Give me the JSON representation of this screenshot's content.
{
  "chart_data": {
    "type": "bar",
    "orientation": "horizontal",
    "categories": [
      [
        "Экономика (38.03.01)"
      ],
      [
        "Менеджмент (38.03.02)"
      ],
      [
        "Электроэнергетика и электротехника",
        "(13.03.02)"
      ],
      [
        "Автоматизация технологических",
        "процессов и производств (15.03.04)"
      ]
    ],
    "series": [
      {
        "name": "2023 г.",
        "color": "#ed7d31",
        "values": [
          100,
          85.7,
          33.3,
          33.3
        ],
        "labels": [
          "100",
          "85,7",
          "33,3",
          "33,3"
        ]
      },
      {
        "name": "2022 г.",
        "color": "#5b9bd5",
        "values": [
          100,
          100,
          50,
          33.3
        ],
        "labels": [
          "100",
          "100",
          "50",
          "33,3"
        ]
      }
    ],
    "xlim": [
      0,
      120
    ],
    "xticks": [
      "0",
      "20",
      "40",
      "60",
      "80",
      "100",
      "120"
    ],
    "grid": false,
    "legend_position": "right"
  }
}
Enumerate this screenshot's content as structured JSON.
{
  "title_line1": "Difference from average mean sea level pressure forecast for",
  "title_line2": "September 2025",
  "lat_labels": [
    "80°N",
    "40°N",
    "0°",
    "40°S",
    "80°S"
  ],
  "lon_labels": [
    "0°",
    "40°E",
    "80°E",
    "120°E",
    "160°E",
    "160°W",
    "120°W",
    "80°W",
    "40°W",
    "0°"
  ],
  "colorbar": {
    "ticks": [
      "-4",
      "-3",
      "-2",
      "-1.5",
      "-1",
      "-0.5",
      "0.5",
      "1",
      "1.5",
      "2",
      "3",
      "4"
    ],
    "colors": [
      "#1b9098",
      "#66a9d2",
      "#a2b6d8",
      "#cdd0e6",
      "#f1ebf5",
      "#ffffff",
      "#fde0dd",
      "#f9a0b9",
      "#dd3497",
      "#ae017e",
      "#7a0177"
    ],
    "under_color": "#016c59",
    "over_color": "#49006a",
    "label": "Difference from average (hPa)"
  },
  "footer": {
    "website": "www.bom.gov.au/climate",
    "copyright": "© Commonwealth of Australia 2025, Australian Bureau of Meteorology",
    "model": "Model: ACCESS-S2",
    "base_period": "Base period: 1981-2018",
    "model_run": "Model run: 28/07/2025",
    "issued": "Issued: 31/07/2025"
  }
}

..............................

- Task to carry out
Write out every line of the material again, exactly as it reads.

- Written response
Give me the JSON representation of this screenshot's content.
{
  "chart_data": {
    "type": "bar",
    "orientation": "horizontal",
    "categories": [
      [
        "Экономика (38.03.01)"
      ],
      [
        "Менеджмент (38.03.02)"
      ],
      [
        "Электроэнергетика и электротехника",
        "(13.03.02)"
      ],
      [
        "Автоматизация технологических",
        "процессов и производств (15.03.04)"
      ]
    ],
    "series": [
      {
        "name": "2023 г.",
        "color": "#ed7d31",
        "values": [
          100,
          85.7,
          33.3,
          33.3
        ],
        "labels": [
          "100",
          "85,7",
          "33,3",
          "33,3"
        ]
      },
      {
        "name": "2022 г.",
        "color": "#5b9bd5",
        "values": [
          100,
          100,
          50,
          33.3
        ],
        "labels": [
          "100",
          "100",
          "50",
          "33,3"
        ]
      }
    ],
    "xlim": [
      0,
      120
    ],
    "xticks": [
      "0",
      "20",
      "40",
      "60",
      "80",
      "100",
      "120"
    ],
    "grid": false,
    "legend_position": "right"
  }
}
Enumerate this screenshot's content as structured JSON.
{
  "title_line1": "Difference from average mean sea level pressure forecast for",
  "title_line2": "September 2025",
  "lat_labels": [
    "80°N",
    "40°N",
    "0°",
    "40°S",
    "80°S"
  ],
  "lon_labels": [
    "0°",
    "40°E",
    "80°E",
    "120°E",
    "160°E",
    "160°W",
    "120°W",
    "80°W",
    "40°W",
    "0°"
  ],
  "colorbar": {
    "ticks": [
      "-4",
      "-3",
      "-2",
      "-1.5",
      "-1",
      "-0.5",
      "0.5",
      "1",
      "1.5",
      "2",
      "3",
      "4"
    ],
    "colors": [
      "#1b9098",
      "#66a9d2",
      "#a2b6d8",
      "#cdd0e6",
      "#f1ebf5",
      "#ffffff",
      "#fde0dd",
      "#f9a0b9",
      "#dd3497",
      "#ae017e",
      "#7a0177"
    ],
    "under_color": "#016c59",
    "over_color": "#49006a",
    "label": "Difference from average (hPa)"
  },
  "footer": {
    "website": "www.bom.gov.au/climate",
    "copyright": "© Commonwealth of Australia 2025, Australian Bureau of Meteorology",
    "model": "Model: ACCESS-S2",
    "base_period": "Base period: 1981-2018",
    "model_run": "Model run: 28/07/2025",
    "issued": "Issued: 31/07/2025"
  }
}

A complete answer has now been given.